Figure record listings
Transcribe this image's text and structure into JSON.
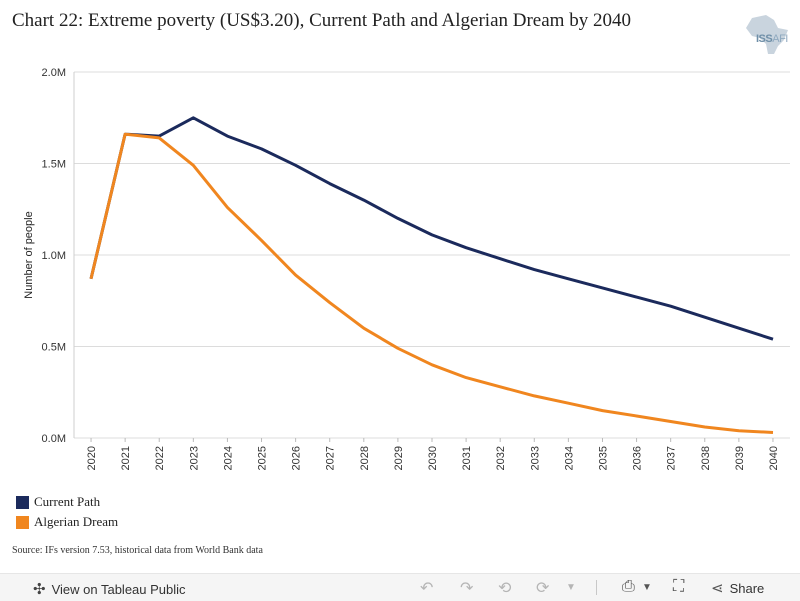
{
  "title": "Chart 22: Extreme poverty (US$3.20), Current Path and Algerian Dream by 2040",
  "logo": {
    "text_bold": "ISS",
    "text_thin": "AFI"
  },
  "source": "Source: IFs version 7.53, historical data from World Bank data",
  "toolbar": {
    "view_label": "View on Tableau Public",
    "share_label": "Share",
    "icons": [
      "tableau-icon",
      "undo-icon",
      "redo-icon",
      "revert-icon",
      "refresh-icon",
      "pause-icon",
      "download-icon",
      "fullscreen-icon",
      "share-icon"
    ]
  },
  "chart_data": {
    "type": "line",
    "ylabel": "Number of people",
    "xlabel": "",
    "ylim": [
      0,
      2000000
    ],
    "yticks": [
      {
        "value": 0,
        "label": "0.0M"
      },
      {
        "value": 500000,
        "label": "0.5M"
      },
      {
        "value": 1000000,
        "label": "1.0M"
      },
      {
        "value": 1500000,
        "label": "1.5M"
      },
      {
        "value": 2000000,
        "label": "2.0M"
      }
    ],
    "x": [
      "2020",
      "2021",
      "2022",
      "2023",
      "2024",
      "2025",
      "2026",
      "2027",
      "2028",
      "2029",
      "2030",
      "2031",
      "2032",
      "2033",
      "2034",
      "2035",
      "2036",
      "2037",
      "2038",
      "2039",
      "2040"
    ],
    "series": [
      {
        "name": "Current Path",
        "color": "#1b2a5c",
        "values": [
          870000,
          1660000,
          1650000,
          1750000,
          1650000,
          1580000,
          1490000,
          1390000,
          1300000,
          1200000,
          1110000,
          1040000,
          980000,
          920000,
          870000,
          820000,
          770000,
          720000,
          660000,
          600000,
          540000
        ]
      },
      {
        "name": "Algerian Dream",
        "color": "#f0861f",
        "values": [
          870000,
          1660000,
          1640000,
          1490000,
          1260000,
          1080000,
          890000,
          740000,
          600000,
          490000,
          400000,
          330000,
          280000,
          230000,
          190000,
          150000,
          120000,
          90000,
          60000,
          40000,
          30000
        ]
      }
    ],
    "grid": true,
    "legend_position": "bottom-left"
  }
}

▶ **Description of the task**
Without the pictures, restate all of the entries above verbatim.

▶ **Solution for this exercise**
Transcribe this image's text and structure into JSON.
{
  "title": "Chart 22: Extreme poverty (US$3.20), Current Path and Algerian Dream by 2040",
  "logo": {
    "text_bold": "ISS",
    "text_thin": "AFI"
  },
  "source": "Source: IFs version 7.53, historical data from World Bank data",
  "toolbar": {
    "view_label": "View on Tableau Public",
    "share_label": "Share",
    "icons": [
      "tableau-icon",
      "undo-icon",
      "redo-icon",
      "revert-icon",
      "refresh-icon",
      "pause-icon",
      "download-icon",
      "fullscreen-icon",
      "share-icon"
    ]
  },
  "chart_data": {
    "type": "line",
    "ylabel": "Number of people",
    "xlabel": "",
    "ylim": [
      0,
      2000000
    ],
    "yticks": [
      {
        "value": 0,
        "label": "0.0M"
      },
      {
        "value": 500000,
        "label": "0.5M"
      },
      {
        "value": 1000000,
        "label": "1.0M"
      },
      {
        "value": 1500000,
        "label": "1.5M"
      },
      {
        "value": 2000000,
        "label": "2.0M"
      }
    ],
    "x": [
      "2020",
      "2021",
      "2022",
      "2023",
      "2024",
      "2025",
      "2026",
      "2027",
      "2028",
      "2029",
      "2030",
      "2031",
      "2032",
      "2033",
      "2034",
      "2035",
      "2036",
      "2037",
      "2038",
      "2039",
      "2040"
    ],
    "series": [
      {
        "name": "Current Path",
        "color": "#1b2a5c",
        "values": [
          870000,
          1660000,
          1650000,
          1750000,
          1650000,
          1580000,
          1490000,
          1390000,
          1300000,
          1200000,
          1110000,
          1040000,
          980000,
          920000,
          870000,
          820000,
          770000,
          720000,
          660000,
          600000,
          540000
        ]
      },
      {
        "name": "Algerian Dream",
        "color": "#f0861f",
        "values": [
          870000,
          1660000,
          1640000,
          1490000,
          1260000,
          1080000,
          890000,
          740000,
          600000,
          490000,
          400000,
          330000,
          280000,
          230000,
          190000,
          150000,
          120000,
          90000,
          60000,
          40000,
          30000
        ]
      }
    ],
    "grid": true,
    "legend_position": "bottom-left"
  }
}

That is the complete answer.